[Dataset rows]
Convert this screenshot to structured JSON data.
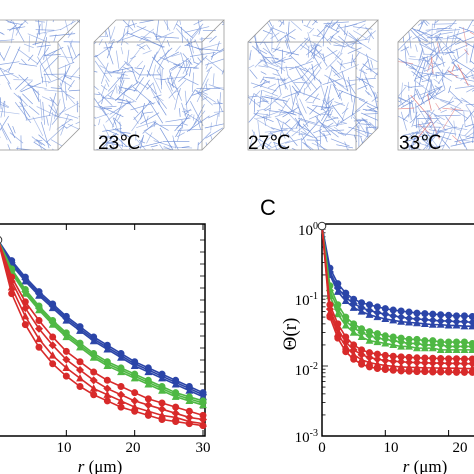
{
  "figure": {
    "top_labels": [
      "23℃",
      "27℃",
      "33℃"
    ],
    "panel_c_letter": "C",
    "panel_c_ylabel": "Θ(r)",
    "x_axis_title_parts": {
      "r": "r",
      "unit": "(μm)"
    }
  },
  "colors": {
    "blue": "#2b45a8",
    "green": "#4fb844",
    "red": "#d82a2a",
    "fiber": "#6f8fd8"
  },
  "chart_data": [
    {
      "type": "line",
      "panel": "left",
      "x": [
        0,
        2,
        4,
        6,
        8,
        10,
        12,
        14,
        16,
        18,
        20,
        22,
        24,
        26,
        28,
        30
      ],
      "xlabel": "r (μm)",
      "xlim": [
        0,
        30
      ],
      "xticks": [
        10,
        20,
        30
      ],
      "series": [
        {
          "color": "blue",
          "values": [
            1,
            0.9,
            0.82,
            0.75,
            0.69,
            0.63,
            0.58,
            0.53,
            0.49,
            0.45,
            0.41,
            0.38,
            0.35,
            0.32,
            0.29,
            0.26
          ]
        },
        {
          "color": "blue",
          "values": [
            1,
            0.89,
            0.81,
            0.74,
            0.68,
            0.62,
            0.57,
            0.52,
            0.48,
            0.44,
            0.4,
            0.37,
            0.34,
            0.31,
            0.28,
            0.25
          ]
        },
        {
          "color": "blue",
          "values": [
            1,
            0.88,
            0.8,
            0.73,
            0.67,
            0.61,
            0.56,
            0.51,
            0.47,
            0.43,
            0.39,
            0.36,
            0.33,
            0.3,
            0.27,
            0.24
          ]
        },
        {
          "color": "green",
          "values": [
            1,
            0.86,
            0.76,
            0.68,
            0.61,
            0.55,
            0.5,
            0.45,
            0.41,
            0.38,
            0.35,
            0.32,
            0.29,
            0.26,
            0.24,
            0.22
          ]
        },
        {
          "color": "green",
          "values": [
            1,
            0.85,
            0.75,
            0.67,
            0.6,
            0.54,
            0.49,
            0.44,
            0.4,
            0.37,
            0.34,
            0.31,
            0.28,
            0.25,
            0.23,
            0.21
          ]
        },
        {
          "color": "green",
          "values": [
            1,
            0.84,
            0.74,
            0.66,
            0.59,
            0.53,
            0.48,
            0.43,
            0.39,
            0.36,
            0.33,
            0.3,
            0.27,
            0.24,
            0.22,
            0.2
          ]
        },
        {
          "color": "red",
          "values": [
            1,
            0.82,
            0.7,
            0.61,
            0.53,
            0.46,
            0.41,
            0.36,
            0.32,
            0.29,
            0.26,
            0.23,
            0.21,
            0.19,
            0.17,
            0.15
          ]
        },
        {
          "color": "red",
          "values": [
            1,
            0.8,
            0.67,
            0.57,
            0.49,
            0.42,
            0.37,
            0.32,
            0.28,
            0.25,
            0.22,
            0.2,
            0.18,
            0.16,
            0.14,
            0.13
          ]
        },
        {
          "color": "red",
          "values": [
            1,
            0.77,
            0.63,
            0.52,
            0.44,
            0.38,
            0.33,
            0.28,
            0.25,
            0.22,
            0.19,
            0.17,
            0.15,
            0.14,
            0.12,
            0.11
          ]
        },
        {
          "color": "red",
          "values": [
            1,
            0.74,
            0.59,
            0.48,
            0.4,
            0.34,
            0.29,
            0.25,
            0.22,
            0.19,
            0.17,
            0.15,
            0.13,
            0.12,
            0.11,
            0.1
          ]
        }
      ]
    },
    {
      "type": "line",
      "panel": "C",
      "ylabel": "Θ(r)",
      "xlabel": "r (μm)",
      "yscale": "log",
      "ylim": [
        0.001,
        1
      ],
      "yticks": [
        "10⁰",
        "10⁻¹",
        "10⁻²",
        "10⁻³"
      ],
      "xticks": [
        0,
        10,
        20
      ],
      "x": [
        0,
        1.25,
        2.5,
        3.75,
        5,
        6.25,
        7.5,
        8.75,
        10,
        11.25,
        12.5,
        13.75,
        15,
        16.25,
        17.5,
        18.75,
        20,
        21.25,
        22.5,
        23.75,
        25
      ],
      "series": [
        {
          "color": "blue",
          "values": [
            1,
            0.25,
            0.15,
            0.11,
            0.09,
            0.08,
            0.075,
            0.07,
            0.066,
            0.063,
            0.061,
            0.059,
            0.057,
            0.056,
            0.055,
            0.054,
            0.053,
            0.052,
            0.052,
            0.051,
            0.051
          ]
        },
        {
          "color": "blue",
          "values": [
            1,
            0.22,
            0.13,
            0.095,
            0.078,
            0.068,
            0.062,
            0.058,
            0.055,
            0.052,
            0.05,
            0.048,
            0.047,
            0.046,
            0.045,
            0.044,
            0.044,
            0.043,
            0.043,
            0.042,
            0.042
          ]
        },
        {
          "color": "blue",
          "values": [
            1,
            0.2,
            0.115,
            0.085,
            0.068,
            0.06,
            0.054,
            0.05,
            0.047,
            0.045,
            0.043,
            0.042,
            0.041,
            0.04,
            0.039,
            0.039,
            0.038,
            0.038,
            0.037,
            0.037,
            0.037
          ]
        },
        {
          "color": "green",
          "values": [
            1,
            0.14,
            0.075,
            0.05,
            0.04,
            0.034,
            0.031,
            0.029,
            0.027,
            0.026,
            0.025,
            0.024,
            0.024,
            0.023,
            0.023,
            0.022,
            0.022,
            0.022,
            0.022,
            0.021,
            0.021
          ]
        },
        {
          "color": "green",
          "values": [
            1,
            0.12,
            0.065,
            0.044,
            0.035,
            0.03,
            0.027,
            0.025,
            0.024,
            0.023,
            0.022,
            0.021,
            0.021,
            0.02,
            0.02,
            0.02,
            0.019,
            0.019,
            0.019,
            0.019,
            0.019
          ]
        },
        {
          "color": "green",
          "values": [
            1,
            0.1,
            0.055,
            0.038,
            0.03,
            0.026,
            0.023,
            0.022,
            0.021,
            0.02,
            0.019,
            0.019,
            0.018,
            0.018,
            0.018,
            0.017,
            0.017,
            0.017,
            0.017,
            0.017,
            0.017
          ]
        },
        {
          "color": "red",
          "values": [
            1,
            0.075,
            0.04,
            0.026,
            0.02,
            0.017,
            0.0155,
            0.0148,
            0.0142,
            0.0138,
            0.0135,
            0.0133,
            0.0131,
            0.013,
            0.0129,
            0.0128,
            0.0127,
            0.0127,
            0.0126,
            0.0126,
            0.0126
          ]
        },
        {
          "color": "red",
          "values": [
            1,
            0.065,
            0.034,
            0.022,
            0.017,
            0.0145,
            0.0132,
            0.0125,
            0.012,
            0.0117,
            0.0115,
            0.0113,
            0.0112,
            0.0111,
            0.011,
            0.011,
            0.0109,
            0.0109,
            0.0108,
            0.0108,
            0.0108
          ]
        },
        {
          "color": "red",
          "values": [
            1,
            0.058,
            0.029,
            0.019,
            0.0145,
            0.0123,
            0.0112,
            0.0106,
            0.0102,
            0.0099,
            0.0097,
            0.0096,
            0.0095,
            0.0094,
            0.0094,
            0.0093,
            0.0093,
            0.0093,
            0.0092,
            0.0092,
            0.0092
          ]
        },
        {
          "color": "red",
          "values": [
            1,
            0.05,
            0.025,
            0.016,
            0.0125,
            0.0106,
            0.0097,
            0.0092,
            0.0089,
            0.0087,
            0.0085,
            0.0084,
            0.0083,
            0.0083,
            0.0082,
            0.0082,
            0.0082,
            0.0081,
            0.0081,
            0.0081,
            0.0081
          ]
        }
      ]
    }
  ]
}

### Written instruction
Transcribe the full listing character for character. Pictures are excluded.

### Exercise output
Convert this screenshot to structured JSON data.
{
  "figure": {
    "top_labels": [
      "23℃",
      "27℃",
      "33℃"
    ],
    "panel_c_letter": "C",
    "panel_c_ylabel": "Θ(r)",
    "x_axis_title_parts": {
      "r": "r",
      "unit": "(μm)"
    }
  },
  "colors": {
    "blue": "#2b45a8",
    "green": "#4fb844",
    "red": "#d82a2a",
    "fiber": "#6f8fd8"
  },
  "chart_data": [
    {
      "type": "line",
      "panel": "left",
      "x": [
        0,
        2,
        4,
        6,
        8,
        10,
        12,
        14,
        16,
        18,
        20,
        22,
        24,
        26,
        28,
        30
      ],
      "xlabel": "r (μm)",
      "xlim": [
        0,
        30
      ],
      "xticks": [
        10,
        20,
        30
      ],
      "series": [
        {
          "color": "blue",
          "values": [
            1,
            0.9,
            0.82,
            0.75,
            0.69,
            0.63,
            0.58,
            0.53,
            0.49,
            0.45,
            0.41,
            0.38,
            0.35,
            0.32,
            0.29,
            0.26
          ]
        },
        {
          "color": "blue",
          "values": [
            1,
            0.89,
            0.81,
            0.74,
            0.68,
            0.62,
            0.57,
            0.52,
            0.48,
            0.44,
            0.4,
            0.37,
            0.34,
            0.31,
            0.28,
            0.25
          ]
        },
        {
          "color": "blue",
          "values": [
            1,
            0.88,
            0.8,
            0.73,
            0.67,
            0.61,
            0.56,
            0.51,
            0.47,
            0.43,
            0.39,
            0.36,
            0.33,
            0.3,
            0.27,
            0.24
          ]
        },
        {
          "color": "green",
          "values": [
            1,
            0.86,
            0.76,
            0.68,
            0.61,
            0.55,
            0.5,
            0.45,
            0.41,
            0.38,
            0.35,
            0.32,
            0.29,
            0.26,
            0.24,
            0.22
          ]
        },
        {
          "color": "green",
          "values": [
            1,
            0.85,
            0.75,
            0.67,
            0.6,
            0.54,
            0.49,
            0.44,
            0.4,
            0.37,
            0.34,
            0.31,
            0.28,
            0.25,
            0.23,
            0.21
          ]
        },
        {
          "color": "green",
          "values": [
            1,
            0.84,
            0.74,
            0.66,
            0.59,
            0.53,
            0.48,
            0.43,
            0.39,
            0.36,
            0.33,
            0.3,
            0.27,
            0.24,
            0.22,
            0.2
          ]
        },
        {
          "color": "red",
          "values": [
            1,
            0.82,
            0.7,
            0.61,
            0.53,
            0.46,
            0.41,
            0.36,
            0.32,
            0.29,
            0.26,
            0.23,
            0.21,
            0.19,
            0.17,
            0.15
          ]
        },
        {
          "color": "red",
          "values": [
            1,
            0.8,
            0.67,
            0.57,
            0.49,
            0.42,
            0.37,
            0.32,
            0.28,
            0.25,
            0.22,
            0.2,
            0.18,
            0.16,
            0.14,
            0.13
          ]
        },
        {
          "color": "red",
          "values": [
            1,
            0.77,
            0.63,
            0.52,
            0.44,
            0.38,
            0.33,
            0.28,
            0.25,
            0.22,
            0.19,
            0.17,
            0.15,
            0.14,
            0.12,
            0.11
          ]
        },
        {
          "color": "red",
          "values": [
            1,
            0.74,
            0.59,
            0.48,
            0.4,
            0.34,
            0.29,
            0.25,
            0.22,
            0.19,
            0.17,
            0.15,
            0.13,
            0.12,
            0.11,
            0.1
          ]
        }
      ]
    },
    {
      "type": "line",
      "panel": "C",
      "ylabel": "Θ(r)",
      "xlabel": "r (μm)",
      "yscale": "log",
      "ylim": [
        0.001,
        1
      ],
      "yticks": [
        "10⁰",
        "10⁻¹",
        "10⁻²",
        "10⁻³"
      ],
      "xticks": [
        0,
        10,
        20
      ],
      "x": [
        0,
        1.25,
        2.5,
        3.75,
        5,
        6.25,
        7.5,
        8.75,
        10,
        11.25,
        12.5,
        13.75,
        15,
        16.25,
        17.5,
        18.75,
        20,
        21.25,
        22.5,
        23.75,
        25
      ],
      "series": [
        {
          "color": "blue",
          "values": [
            1,
            0.25,
            0.15,
            0.11,
            0.09,
            0.08,
            0.075,
            0.07,
            0.066,
            0.063,
            0.061,
            0.059,
            0.057,
            0.056,
            0.055,
            0.054,
            0.053,
            0.052,
            0.052,
            0.051,
            0.051
          ]
        },
        {
          "color": "blue",
          "values": [
            1,
            0.22,
            0.13,
            0.095,
            0.078,
            0.068,
            0.062,
            0.058,
            0.055,
            0.052,
            0.05,
            0.048,
            0.047,
            0.046,
            0.045,
            0.044,
            0.044,
            0.043,
            0.043,
            0.042,
            0.042
          ]
        },
        {
          "color": "blue",
          "values": [
            1,
            0.2,
            0.115,
            0.085,
            0.068,
            0.06,
            0.054,
            0.05,
            0.047,
            0.045,
            0.043,
            0.042,
            0.041,
            0.04,
            0.039,
            0.039,
            0.038,
            0.038,
            0.037,
            0.037,
            0.037
          ]
        },
        {
          "color": "green",
          "values": [
            1,
            0.14,
            0.075,
            0.05,
            0.04,
            0.034,
            0.031,
            0.029,
            0.027,
            0.026,
            0.025,
            0.024,
            0.024,
            0.023,
            0.023,
            0.022,
            0.022,
            0.022,
            0.022,
            0.021,
            0.021
          ]
        },
        {
          "color": "green",
          "values": [
            1,
            0.12,
            0.065,
            0.044,
            0.035,
            0.03,
            0.027,
            0.025,
            0.024,
            0.023,
            0.022,
            0.021,
            0.021,
            0.02,
            0.02,
            0.02,
            0.019,
            0.019,
            0.019,
            0.019,
            0.019
          ]
        },
        {
          "color": "green",
          "values": [
            1,
            0.1,
            0.055,
            0.038,
            0.03,
            0.026,
            0.023,
            0.022,
            0.021,
            0.02,
            0.019,
            0.019,
            0.018,
            0.018,
            0.018,
            0.017,
            0.017,
            0.017,
            0.017,
            0.017,
            0.017
          ]
        },
        {
          "color": "red",
          "values": [
            1,
            0.075,
            0.04,
            0.026,
            0.02,
            0.017,
            0.0155,
            0.0148,
            0.0142,
            0.0138,
            0.0135,
            0.0133,
            0.0131,
            0.013,
            0.0129,
            0.0128,
            0.0127,
            0.0127,
            0.0126,
            0.0126,
            0.0126
          ]
        },
        {
          "color": "red",
          "values": [
            1,
            0.065,
            0.034,
            0.022,
            0.017,
            0.0145,
            0.0132,
            0.0125,
            0.012,
            0.0117,
            0.0115,
            0.0113,
            0.0112,
            0.0111,
            0.011,
            0.011,
            0.0109,
            0.0109,
            0.0108,
            0.0108,
            0.0108
          ]
        },
        {
          "color": "red",
          "values": [
            1,
            0.058,
            0.029,
            0.019,
            0.0145,
            0.0123,
            0.0112,
            0.0106,
            0.0102,
            0.0099,
            0.0097,
            0.0096,
            0.0095,
            0.0094,
            0.0094,
            0.0093,
            0.0093,
            0.0093,
            0.0092,
            0.0092,
            0.0092
          ]
        },
        {
          "color": "red",
          "values": [
            1,
            0.05,
            0.025,
            0.016,
            0.0125,
            0.0106,
            0.0097,
            0.0092,
            0.0089,
            0.0087,
            0.0085,
            0.0084,
            0.0083,
            0.0083,
            0.0082,
            0.0082,
            0.0082,
            0.0081,
            0.0081,
            0.0081,
            0.0081
          ]
        }
      ]
    }
  ]
}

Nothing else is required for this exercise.